● Work to be completed:
Copy out every line exactly, passing over the pictures.

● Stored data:

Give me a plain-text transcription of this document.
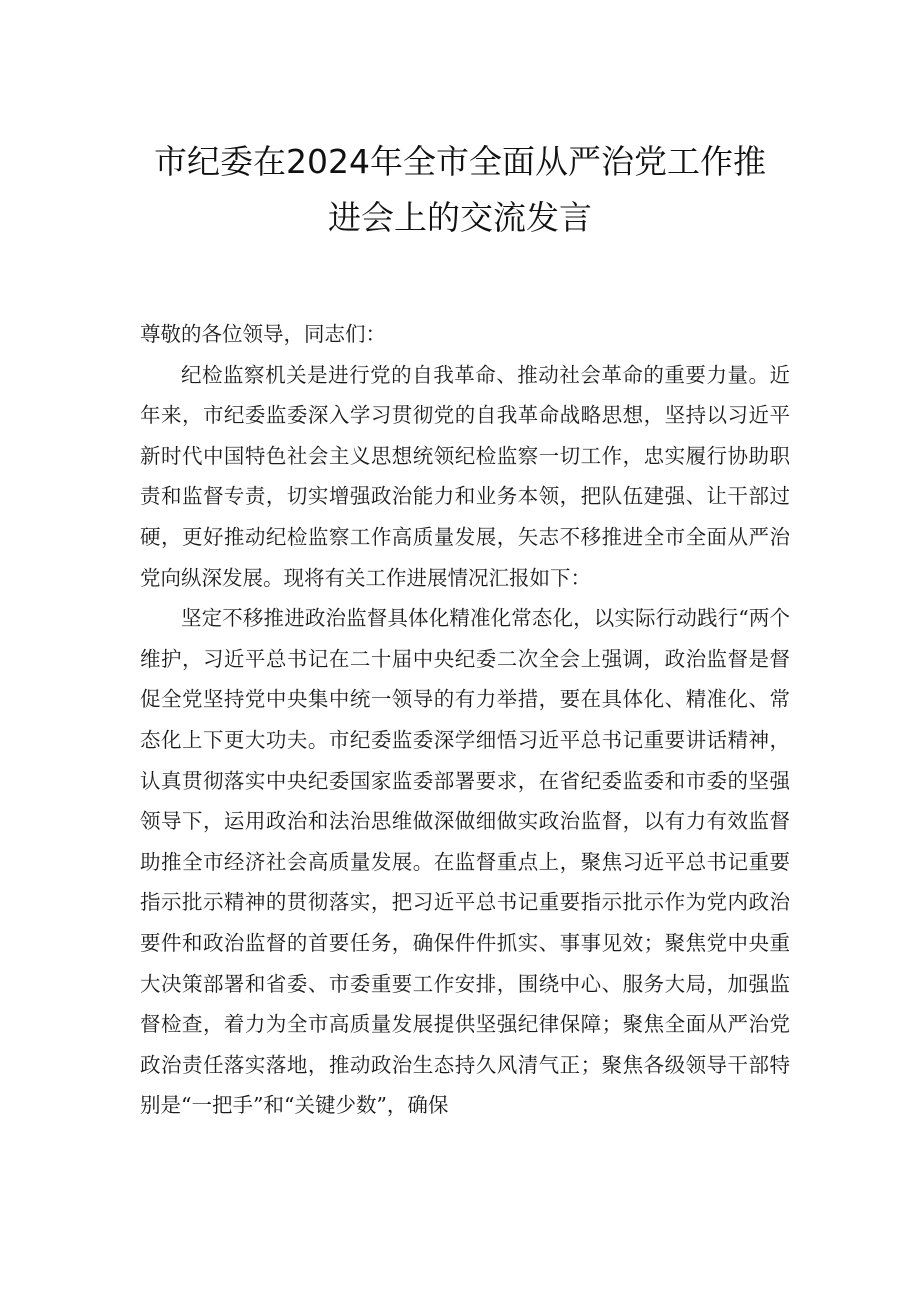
市纪委在2024年全市全面从严治党工作推
进会上的交流发言

尊敬的各位领导，同志们：

纪检监察机关是进行党的自我革命、推动社会革命的重要力量。近年来，市纪委监委深入学习贯彻党的自我革命战略思想，坚持以习近平新时代中国特色社会主义思想统领纪检监察一切工作，忠实履行协助职责和监督专责，切实增强政治能力和业务本领，把队伍建强、让干部过硬，更好推动纪检监察工作高质量发展，矢志不移推进全市全面从严治党向纵深发展。现将有关工作进展情况汇报如下：

坚定不移推进政治监督具体化精准化常态化，以实际行动践行“两个维护，习近平总书记在二十届中央纪委二次全会上强调，政治监督是督促全党坚持党中央集中统一领导的有力举措，要在具体化、精准化、常态化上下更大功夫。市纪委监委深学细悟习近平总书记重要讲话精神，认真贯彻落实中央纪委国家监委部署要求，在省纪委监委和市委的坚强领导下，运用政治和法治思维做深做细做实政治监督，以有力有效监督助推全市经济社会高质量发展。在监督重点上，聚焦习近平总书记重要指示批示精神的贯彻落实，把习近平总书记重要指示批示作为党内政治要件和政治监督的首要任务，确保件件抓实、事事见效；聚焦党中央重大决策部署和省委、市委重要工作安排，围绕中心、服务大局，加强监督检查，着力为全市高质量发展提供坚强纪律保障；聚焦全面从严治党政治责任落实落地，推动政治生态持久风清气正；聚焦各级领导干部特别是“一把手”和“关键少数”，确保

● The answer:
Give me a plain-text transcription of this document.
市纪委在2024年全市全面从严治党工作推
进会上的交流发言

尊敬的各位领导，同志们：

纪检监察机关是进行党的自我革命、推动社会革命的重要力量。近年来，市纪委监委深入学习贯彻党的自我革命战略思想，坚持以习近平新时代中国特色社会主义思想统领纪检监察一切工作，忠实履行协助职责和监督专责，切实增强政治能力和业务本领，把队伍建强、让干部过硬，更好推动纪检监察工作高质量发展，矢志不移推进全市全面从严治党向纵深发展。现将有关工作进展情况汇报如下：

坚定不移推进政治监督具体化精准化常态化，以实际行动践行“两个维护，习近平总书记在二十届中央纪委二次全会上强调，政治监督是督促全党坚持党中央集中统一领导的有力举措，要在具体化、精准化、常态化上下更大功夫。市纪委监委深学细悟习近平总书记重要讲话精神，认真贯彻落实中央纪委国家监委部署要求，在省纪委监委和市委的坚强领导下，运用政治和法治思维做深做细做实政治监督，以有力有效监督助推全市经济社会高质量发展。在监督重点上，聚焦习近平总书记重要指示批示精神的贯彻落实，把习近平总书记重要指示批示作为党内政治要件和政治监督的首要任务，确保件件抓实、事事见效；聚焦党中央重大决策部署和省委、市委重要工作安排，围绕中心、服务大局，加强监督检查，着力为全市高质量发展提供坚强纪律保障；聚焦全面从严治党政治责任落实落地，推动政治生态持久风清气正；聚焦各级领导干部特别是“一把手”和“关键少数”，确保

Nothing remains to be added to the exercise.